**EXERCISE**
Each entry must be reproduced precisely as it stands.

**RECORDS FOR THIS TASK**
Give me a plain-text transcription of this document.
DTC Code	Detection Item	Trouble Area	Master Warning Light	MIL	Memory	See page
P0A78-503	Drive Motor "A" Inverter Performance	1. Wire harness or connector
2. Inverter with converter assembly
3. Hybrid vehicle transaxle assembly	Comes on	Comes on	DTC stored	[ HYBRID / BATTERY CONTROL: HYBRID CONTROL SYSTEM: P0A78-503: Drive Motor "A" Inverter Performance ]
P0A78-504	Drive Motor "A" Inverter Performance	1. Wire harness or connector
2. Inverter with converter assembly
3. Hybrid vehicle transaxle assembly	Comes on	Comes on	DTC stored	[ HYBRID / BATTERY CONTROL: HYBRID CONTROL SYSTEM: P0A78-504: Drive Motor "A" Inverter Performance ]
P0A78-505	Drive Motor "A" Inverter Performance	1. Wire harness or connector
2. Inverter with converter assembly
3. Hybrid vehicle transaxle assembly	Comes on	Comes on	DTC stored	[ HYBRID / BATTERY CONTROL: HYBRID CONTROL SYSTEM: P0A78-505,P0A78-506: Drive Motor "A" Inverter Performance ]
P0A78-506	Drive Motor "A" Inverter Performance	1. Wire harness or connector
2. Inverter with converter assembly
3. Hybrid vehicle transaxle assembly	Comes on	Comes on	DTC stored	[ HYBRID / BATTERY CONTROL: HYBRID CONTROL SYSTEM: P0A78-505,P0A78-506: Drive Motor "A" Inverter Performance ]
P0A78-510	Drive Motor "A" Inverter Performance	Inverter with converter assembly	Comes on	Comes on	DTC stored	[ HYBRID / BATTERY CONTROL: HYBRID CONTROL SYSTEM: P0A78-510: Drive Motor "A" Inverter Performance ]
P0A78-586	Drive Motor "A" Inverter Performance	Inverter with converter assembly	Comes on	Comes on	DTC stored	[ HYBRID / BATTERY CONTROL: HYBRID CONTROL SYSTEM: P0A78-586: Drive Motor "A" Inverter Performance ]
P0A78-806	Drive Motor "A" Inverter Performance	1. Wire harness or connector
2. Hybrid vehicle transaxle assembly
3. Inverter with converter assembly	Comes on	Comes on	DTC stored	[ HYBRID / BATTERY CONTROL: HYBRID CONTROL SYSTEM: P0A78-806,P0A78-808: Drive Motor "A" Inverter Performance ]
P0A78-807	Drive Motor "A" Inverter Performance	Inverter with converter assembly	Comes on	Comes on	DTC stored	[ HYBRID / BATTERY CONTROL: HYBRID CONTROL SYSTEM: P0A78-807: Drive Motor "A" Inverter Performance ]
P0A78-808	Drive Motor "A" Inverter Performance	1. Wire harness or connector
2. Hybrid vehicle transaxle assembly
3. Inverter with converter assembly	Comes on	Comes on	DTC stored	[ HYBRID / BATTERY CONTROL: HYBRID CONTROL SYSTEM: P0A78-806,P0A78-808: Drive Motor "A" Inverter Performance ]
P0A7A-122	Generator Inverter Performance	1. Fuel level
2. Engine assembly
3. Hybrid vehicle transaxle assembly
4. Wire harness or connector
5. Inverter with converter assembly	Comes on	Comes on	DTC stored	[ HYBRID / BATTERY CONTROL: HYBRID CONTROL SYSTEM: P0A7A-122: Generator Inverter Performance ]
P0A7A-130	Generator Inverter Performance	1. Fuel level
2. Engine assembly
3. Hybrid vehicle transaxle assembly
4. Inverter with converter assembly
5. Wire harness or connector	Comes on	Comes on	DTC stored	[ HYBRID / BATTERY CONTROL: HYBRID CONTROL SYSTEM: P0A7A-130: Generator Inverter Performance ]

**TASK SOLUTION**
Give me a plain-text transcription of this document.
DTC Code	Detection Item	Trouble Area	Master Warning Light	MIL	Memory	See page
P0A78-503	Drive Motor "A" Inverter Performance	1. Wire harness or connector
2. Inverter with converter assembly
3. Hybrid vehicle transaxle assembly	Comes on	Comes on	DTC stored	[ HYBRID / BATTERY CONTROL: HYBRID CONTROL SYSTEM: P0A78-503: Drive Motor "A" Inverter Performance ]
P0A78-504	Drive Motor "A" Inverter Performance	1. Wire harness or connector
2. Inverter with converter assembly
3. Hybrid vehicle transaxle assembly	Comes on	Comes on	DTC stored	[ HYBRID / BATTERY CONTROL: HYBRID CONTROL SYSTEM: P0A78-504: Drive Motor "A" Inverter Performance ]
P0A78-505	Drive Motor "A" Inverter Performance	1. Wire harness or connector
2. Inverter with converter assembly
3. Hybrid vehicle transaxle assembly	Comes on	Comes on	DTC stored	[ HYBRID / BATTERY CONTROL: HYBRID CONTROL SYSTEM: P0A78-505,P0A78-506: Drive Motor "A" Inverter Performance ]
P0A78-506	Drive Motor "A" Inverter Performance	1. Wire harness or connector
2. Inverter with converter assembly
3. Hybrid vehicle transaxle assembly	Comes on	Comes on	DTC stored	[ HYBRID / BATTERY CONTROL: HYBRID CONTROL SYSTEM: P0A78-505,P0A78-506: Drive Motor "A" Inverter Performance ]
P0A78-510	Drive Motor "A" Inverter Performance	Inverter with converter assembly	Comes on	Comes on	DTC stored	[ HYBRID / BATTERY CONTROL: HYBRID CONTROL SYSTEM: P0A78-510: Drive Motor "A" Inverter Performance ]
P0A78-586	Drive Motor "A" Inverter Performance	Inverter with converter assembly	Comes on	Comes on	DTC stored	[ HYBRID / BATTERY CONTROL: HYBRID CONTROL SYSTEM: P0A78-586: Drive Motor "A" Inverter Performance ]
P0A78-806	Drive Motor "A" Inverter Performance	1. Wire harness or connector
2. Hybrid vehicle transaxle assembly
3. Inverter with converter assembly	Comes on	Comes on	DTC stored	[ HYBRID / BATTERY CONTROL: HYBRID CONTROL SYSTEM: P0A78-806,P0A78-808: Drive Motor "A" Inverter Performance ]
P0A78-807	Drive Motor "A" Inverter Performance	Inverter with converter assembly	Comes on	Comes on	DTC stored	[ HYBRID / BATTERY CONTROL: HYBRID CONTROL SYSTEM: P0A78-807: Drive Motor "A" Inverter Performance ]
P0A78-808	Drive Motor "A" Inverter Performance	1. Wire harness or connector
2. Hybrid vehicle transaxle assembly
3. Inverter with converter assembly	Comes on	Comes on	DTC stored	[ HYBRID / BATTERY CONTROL: HYBRID CONTROL SYSTEM: P0A78-806,P0A78-808: Drive Motor "A" Inverter Performance ]
P0A7A-122	Generator Inverter Performance	1. Fuel level
2. Engine assembly
3. Hybrid vehicle transaxle assembly
4. Wire harness or connector
5. Inverter with converter assembly	Comes on	Comes on	DTC stored	[ HYBRID / BATTERY CONTROL: HYBRID CONTROL SYSTEM: P0A7A-122: Generator Inverter Performance ]
P0A7A-130	Generator Inverter Performance	1. Fuel level
2. Engine assembly
3. Hybrid vehicle transaxle assembly
4. Inverter with converter assembly
5. Wire harness or connector	Comes on	Comes on	DTC stored	[ HYBRID / BATTERY CONTROL: HYBRID CONTROL SYSTEM: P0A7A-130: Generator Inverter Performance ]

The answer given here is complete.